In the copy, keep every record exact and leave out all images.

--- Stored data entries ---
%%

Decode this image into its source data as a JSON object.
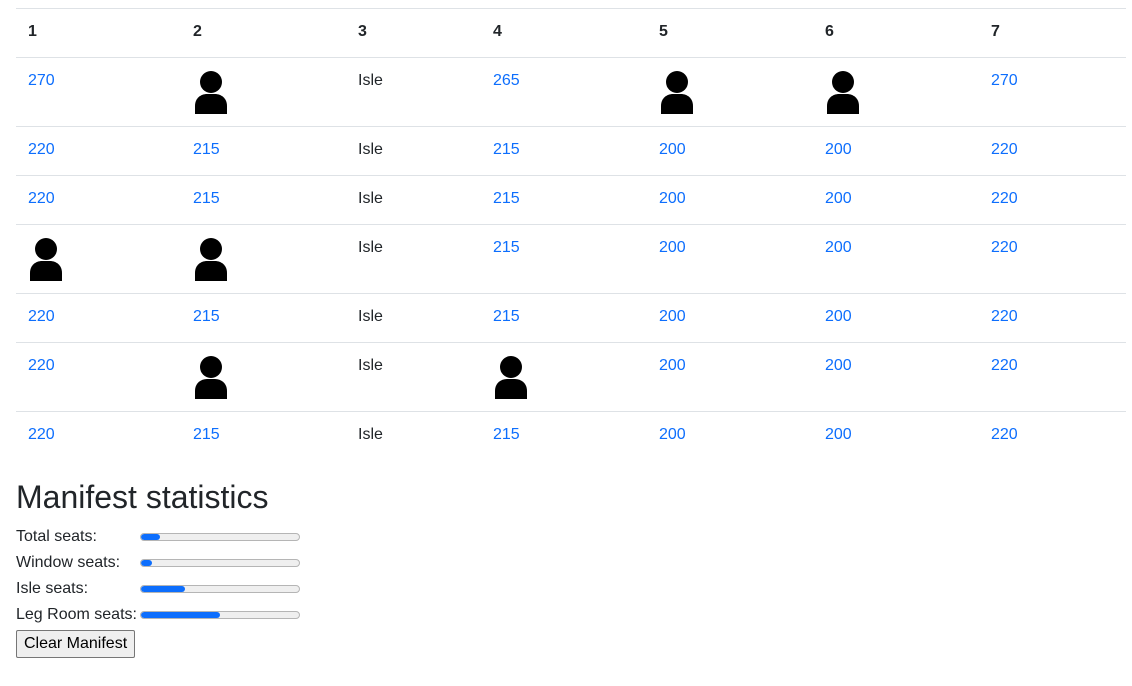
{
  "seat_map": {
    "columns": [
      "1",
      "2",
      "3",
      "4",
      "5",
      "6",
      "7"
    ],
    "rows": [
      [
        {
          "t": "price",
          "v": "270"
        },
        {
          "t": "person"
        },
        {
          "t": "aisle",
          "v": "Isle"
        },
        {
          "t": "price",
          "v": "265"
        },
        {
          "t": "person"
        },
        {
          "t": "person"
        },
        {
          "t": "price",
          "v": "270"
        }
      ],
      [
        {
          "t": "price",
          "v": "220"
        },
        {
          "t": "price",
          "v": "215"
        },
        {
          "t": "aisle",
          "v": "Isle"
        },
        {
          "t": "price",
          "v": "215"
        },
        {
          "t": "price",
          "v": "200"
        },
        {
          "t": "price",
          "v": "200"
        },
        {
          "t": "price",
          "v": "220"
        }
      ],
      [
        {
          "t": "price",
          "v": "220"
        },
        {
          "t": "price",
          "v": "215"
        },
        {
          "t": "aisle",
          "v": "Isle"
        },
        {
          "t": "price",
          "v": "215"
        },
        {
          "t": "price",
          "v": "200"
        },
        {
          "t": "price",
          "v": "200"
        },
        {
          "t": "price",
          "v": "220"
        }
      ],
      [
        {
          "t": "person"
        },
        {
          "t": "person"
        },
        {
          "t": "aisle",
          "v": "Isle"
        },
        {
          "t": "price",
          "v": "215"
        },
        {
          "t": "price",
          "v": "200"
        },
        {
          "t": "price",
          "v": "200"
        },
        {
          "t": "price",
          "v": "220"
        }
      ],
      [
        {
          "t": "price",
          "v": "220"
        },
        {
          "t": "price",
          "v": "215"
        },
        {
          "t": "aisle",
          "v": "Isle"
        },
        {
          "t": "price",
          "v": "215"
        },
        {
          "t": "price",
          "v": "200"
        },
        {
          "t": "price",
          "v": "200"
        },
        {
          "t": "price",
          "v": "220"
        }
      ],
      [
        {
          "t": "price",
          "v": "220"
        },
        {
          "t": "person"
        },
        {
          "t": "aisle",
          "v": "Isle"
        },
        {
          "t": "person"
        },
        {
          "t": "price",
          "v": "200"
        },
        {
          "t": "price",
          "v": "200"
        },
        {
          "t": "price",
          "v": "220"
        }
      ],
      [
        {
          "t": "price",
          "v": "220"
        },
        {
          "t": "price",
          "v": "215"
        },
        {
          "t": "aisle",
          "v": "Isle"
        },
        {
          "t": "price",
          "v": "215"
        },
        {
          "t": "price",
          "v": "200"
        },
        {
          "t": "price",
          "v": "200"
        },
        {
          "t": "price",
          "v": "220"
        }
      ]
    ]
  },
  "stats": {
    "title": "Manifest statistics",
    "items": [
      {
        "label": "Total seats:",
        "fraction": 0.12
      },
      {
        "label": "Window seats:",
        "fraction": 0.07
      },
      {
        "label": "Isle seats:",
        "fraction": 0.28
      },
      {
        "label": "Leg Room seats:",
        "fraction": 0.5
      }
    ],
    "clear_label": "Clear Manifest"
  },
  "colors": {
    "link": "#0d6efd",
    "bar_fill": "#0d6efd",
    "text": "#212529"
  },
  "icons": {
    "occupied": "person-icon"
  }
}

%%

--- Correct output ---
Decode this image into its source data as a JSON object.
{
  "seat_map": {
    "columns": [
      "1",
      "2",
      "3",
      "4",
      "5",
      "6",
      "7"
    ],
    "rows": [
      [
        {
          "t": "price",
          "v": "270"
        },
        {
          "t": "person"
        },
        {
          "t": "aisle",
          "v": "Isle"
        },
        {
          "t": "price",
          "v": "265"
        },
        {
          "t": "person"
        },
        {
          "t": "person"
        },
        {
          "t": "price",
          "v": "270"
        }
      ],
      [
        {
          "t": "price",
          "v": "220"
        },
        {
          "t": "price",
          "v": "215"
        },
        {
          "t": "aisle",
          "v": "Isle"
        },
        {
          "t": "price",
          "v": "215"
        },
        {
          "t": "price",
          "v": "200"
        },
        {
          "t": "price",
          "v": "200"
        },
        {
          "t": "price",
          "v": "220"
        }
      ],
      [
        {
          "t": "price",
          "v": "220"
        },
        {
          "t": "price",
          "v": "215"
        },
        {
          "t": "aisle",
          "v": "Isle"
        },
        {
          "t": "price",
          "v": "215"
        },
        {
          "t": "price",
          "v": "200"
        },
        {
          "t": "price",
          "v": "200"
        },
        {
          "t": "price",
          "v": "220"
        }
      ],
      [
        {
          "t": "person"
        },
        {
          "t": "person"
        },
        {
          "t": "aisle",
          "v": "Isle"
        },
        {
          "t": "price",
          "v": "215"
        },
        {
          "t": "price",
          "v": "200"
        },
        {
          "t": "price",
          "v": "200"
        },
        {
          "t": "price",
          "v": "220"
        }
      ],
      [
        {
          "t": "price",
          "v": "220"
        },
        {
          "t": "price",
          "v": "215"
        },
        {
          "t": "aisle",
          "v": "Isle"
        },
        {
          "t": "price",
          "v": "215"
        },
        {
          "t": "price",
          "v": "200"
        },
        {
          "t": "price",
          "v": "200"
        },
        {
          "t": "price",
          "v": "220"
        }
      ],
      [
        {
          "t": "price",
          "v": "220"
        },
        {
          "t": "person"
        },
        {
          "t": "aisle",
          "v": "Isle"
        },
        {
          "t": "person"
        },
        {
          "t": "price",
          "v": "200"
        },
        {
          "t": "price",
          "v": "200"
        },
        {
          "t": "price",
          "v": "220"
        }
      ],
      [
        {
          "t": "price",
          "v": "220"
        },
        {
          "t": "price",
          "v": "215"
        },
        {
          "t": "aisle",
          "v": "Isle"
        },
        {
          "t": "price",
          "v": "215"
        },
        {
          "t": "price",
          "v": "200"
        },
        {
          "t": "price",
          "v": "200"
        },
        {
          "t": "price",
          "v": "220"
        }
      ]
    ]
  },
  "stats": {
    "title": "Manifest statistics",
    "items": [
      {
        "label": "Total seats:",
        "fraction": 0.12
      },
      {
        "label": "Window seats:",
        "fraction": 0.07
      },
      {
        "label": "Isle seats:",
        "fraction": 0.28
      },
      {
        "label": "Leg Room seats:",
        "fraction": 0.5
      }
    ],
    "clear_label": "Clear Manifest"
  },
  "colors": {
    "link": "#0d6efd",
    "bar_fill": "#0d6efd",
    "text": "#212529"
  },
  "icons": {
    "occupied": "person-icon"
  }
}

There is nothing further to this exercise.